<<<<

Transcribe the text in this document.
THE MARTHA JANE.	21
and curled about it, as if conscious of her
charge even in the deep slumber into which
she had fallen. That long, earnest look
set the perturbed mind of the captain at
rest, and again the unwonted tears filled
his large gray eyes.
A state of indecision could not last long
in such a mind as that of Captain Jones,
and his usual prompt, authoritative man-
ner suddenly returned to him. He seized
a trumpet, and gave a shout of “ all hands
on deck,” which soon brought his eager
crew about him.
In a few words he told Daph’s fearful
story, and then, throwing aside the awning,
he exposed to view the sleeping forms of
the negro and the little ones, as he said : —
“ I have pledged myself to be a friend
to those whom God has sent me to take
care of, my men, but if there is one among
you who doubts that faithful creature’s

>>>>

### PROBLEM:
Locate the string "which" in the listing above and copy every line where it occurs.

### FULL SOLUTION:
charge even in the deep slumber into which
on deck,” which soon brought his eager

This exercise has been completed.